## [Listed entries]
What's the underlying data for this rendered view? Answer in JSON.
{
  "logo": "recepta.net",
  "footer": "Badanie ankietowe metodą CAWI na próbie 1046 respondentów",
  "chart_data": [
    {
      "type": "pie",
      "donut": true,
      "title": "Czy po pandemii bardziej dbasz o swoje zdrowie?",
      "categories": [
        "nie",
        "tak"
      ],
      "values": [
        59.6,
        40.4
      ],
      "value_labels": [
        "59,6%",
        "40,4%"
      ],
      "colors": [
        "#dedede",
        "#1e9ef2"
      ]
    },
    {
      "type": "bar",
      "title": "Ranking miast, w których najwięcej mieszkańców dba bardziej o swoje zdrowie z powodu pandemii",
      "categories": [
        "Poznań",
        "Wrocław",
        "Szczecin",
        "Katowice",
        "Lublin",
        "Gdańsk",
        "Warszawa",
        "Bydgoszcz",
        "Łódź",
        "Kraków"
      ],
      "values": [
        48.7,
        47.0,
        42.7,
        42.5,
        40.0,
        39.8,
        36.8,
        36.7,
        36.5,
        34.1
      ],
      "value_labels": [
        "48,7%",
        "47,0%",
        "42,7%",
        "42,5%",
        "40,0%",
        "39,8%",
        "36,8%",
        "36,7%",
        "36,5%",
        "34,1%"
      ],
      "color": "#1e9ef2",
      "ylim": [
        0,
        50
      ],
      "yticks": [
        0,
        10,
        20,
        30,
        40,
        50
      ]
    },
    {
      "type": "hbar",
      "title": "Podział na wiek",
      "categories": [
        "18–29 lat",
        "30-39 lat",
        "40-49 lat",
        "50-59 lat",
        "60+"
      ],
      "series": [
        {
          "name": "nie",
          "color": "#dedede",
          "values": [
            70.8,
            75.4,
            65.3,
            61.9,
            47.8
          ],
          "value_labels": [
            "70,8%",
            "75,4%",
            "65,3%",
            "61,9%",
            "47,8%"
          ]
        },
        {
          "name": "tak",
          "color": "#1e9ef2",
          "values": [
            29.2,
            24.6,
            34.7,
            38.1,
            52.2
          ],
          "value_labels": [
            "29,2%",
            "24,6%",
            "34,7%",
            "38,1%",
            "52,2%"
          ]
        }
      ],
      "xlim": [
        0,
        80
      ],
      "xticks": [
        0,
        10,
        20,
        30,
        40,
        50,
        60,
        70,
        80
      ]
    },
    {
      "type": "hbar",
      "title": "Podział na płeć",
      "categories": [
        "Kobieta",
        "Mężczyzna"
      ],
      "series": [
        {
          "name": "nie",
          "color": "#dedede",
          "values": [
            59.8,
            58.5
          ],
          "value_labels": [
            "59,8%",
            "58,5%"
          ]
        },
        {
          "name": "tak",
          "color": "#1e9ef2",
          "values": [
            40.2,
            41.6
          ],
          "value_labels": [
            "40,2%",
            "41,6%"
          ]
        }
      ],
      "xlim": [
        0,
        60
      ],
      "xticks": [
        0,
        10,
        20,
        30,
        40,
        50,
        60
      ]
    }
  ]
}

## [Exercise aim]
Across the entries above, how many lines contain "Podział"? Provide only the count.

## [Final answer]
2